_What the task requires_.
Each line that contains the string "этим" counts once; report how many such lines appear in the data, as a number only.

Records from a data collection
'''

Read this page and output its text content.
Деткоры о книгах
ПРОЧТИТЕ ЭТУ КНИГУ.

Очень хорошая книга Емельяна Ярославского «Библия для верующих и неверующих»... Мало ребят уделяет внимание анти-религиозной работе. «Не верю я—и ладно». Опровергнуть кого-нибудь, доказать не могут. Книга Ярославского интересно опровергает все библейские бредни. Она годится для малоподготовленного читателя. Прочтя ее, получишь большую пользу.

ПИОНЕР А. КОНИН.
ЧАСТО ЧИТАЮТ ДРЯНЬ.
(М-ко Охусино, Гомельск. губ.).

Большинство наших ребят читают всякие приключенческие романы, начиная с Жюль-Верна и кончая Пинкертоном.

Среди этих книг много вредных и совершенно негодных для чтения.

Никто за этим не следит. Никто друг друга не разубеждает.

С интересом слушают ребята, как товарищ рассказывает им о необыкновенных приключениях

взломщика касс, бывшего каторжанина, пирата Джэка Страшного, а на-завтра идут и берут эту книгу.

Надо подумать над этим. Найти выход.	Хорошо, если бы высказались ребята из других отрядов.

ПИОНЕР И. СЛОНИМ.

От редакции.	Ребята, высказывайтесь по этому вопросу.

'''
'''

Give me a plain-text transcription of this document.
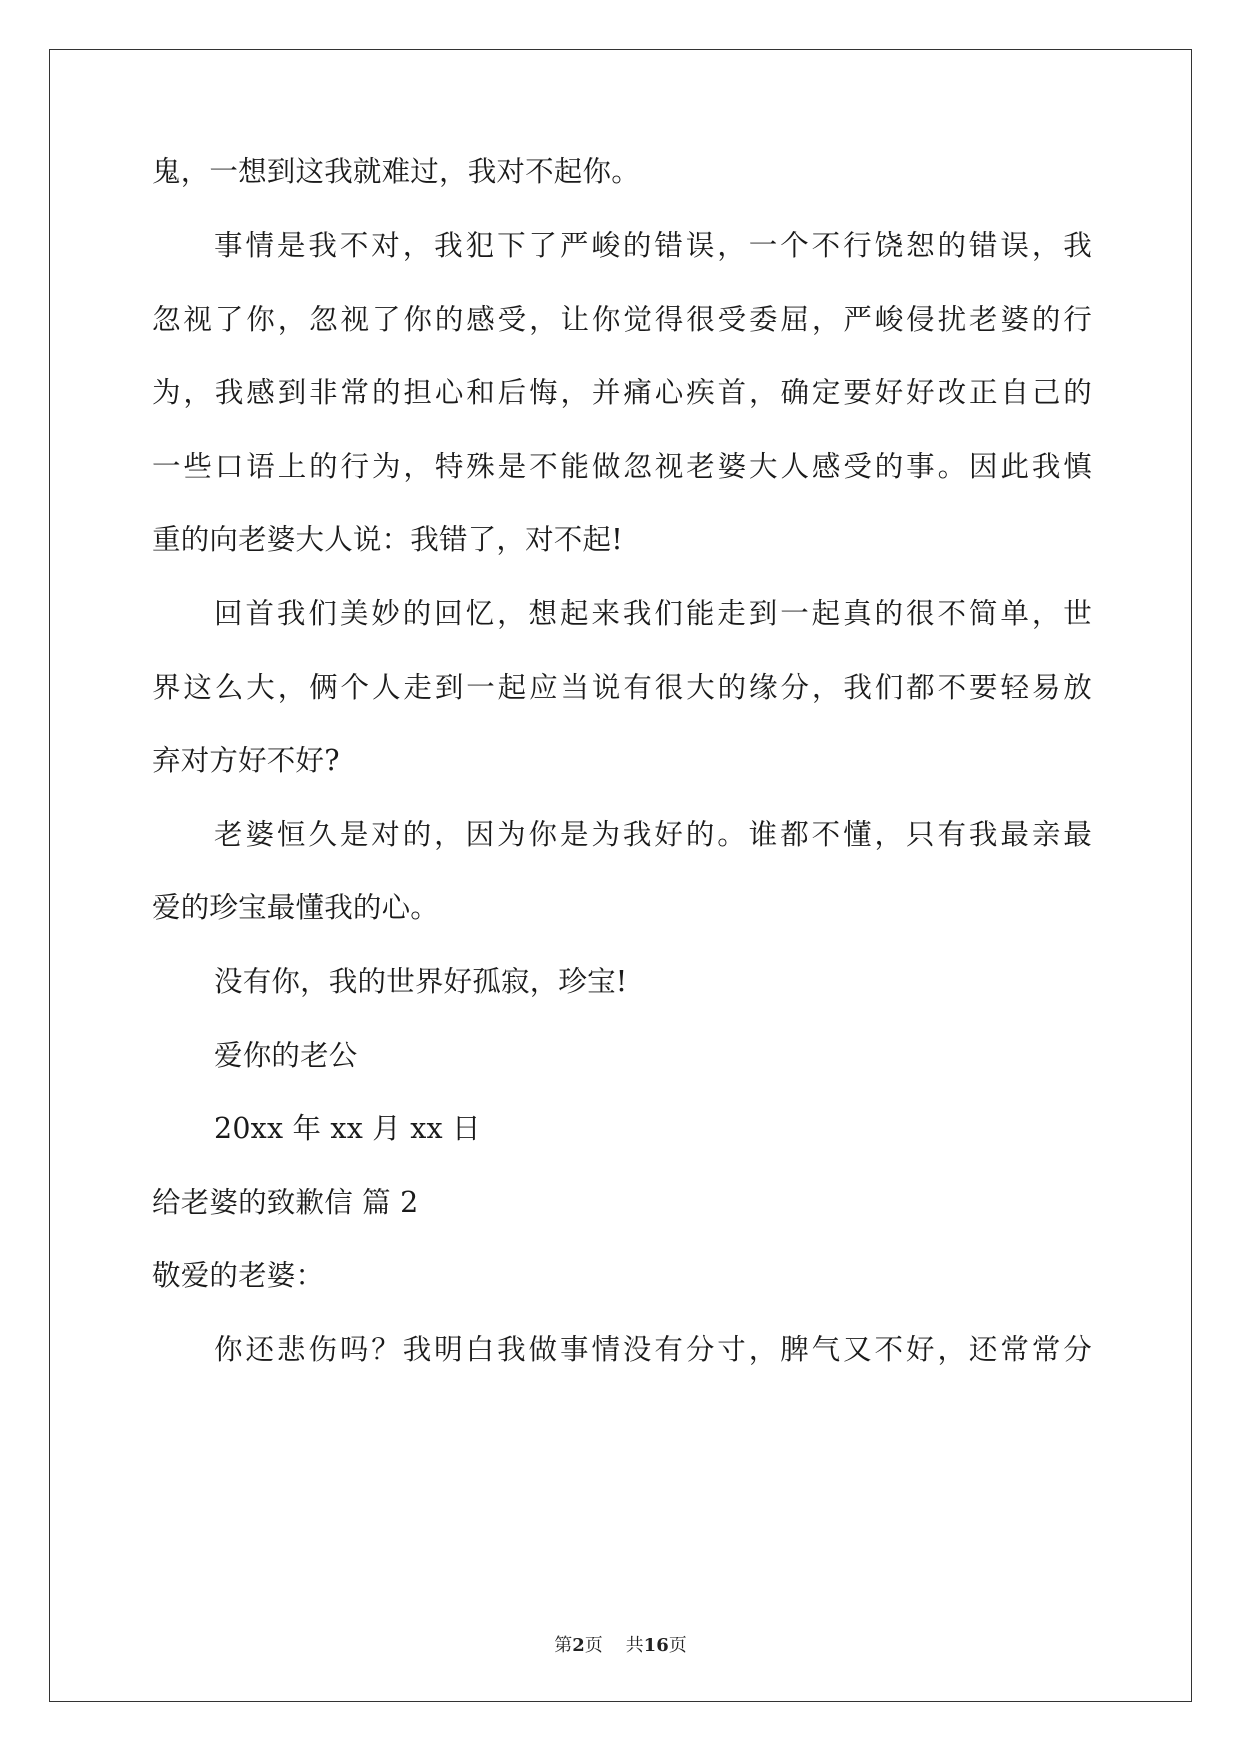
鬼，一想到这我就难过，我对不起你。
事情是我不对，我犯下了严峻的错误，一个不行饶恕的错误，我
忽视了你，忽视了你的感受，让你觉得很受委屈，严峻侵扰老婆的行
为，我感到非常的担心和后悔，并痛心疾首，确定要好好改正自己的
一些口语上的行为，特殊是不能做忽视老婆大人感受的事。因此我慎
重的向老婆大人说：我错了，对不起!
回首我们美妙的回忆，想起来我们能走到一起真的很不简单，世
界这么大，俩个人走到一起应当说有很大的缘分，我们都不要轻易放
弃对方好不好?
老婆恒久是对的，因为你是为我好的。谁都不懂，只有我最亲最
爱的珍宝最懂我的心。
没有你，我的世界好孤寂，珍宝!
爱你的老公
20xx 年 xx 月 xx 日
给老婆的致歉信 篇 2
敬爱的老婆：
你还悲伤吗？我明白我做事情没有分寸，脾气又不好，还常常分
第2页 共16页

'''

_Solution for this exercise_.
2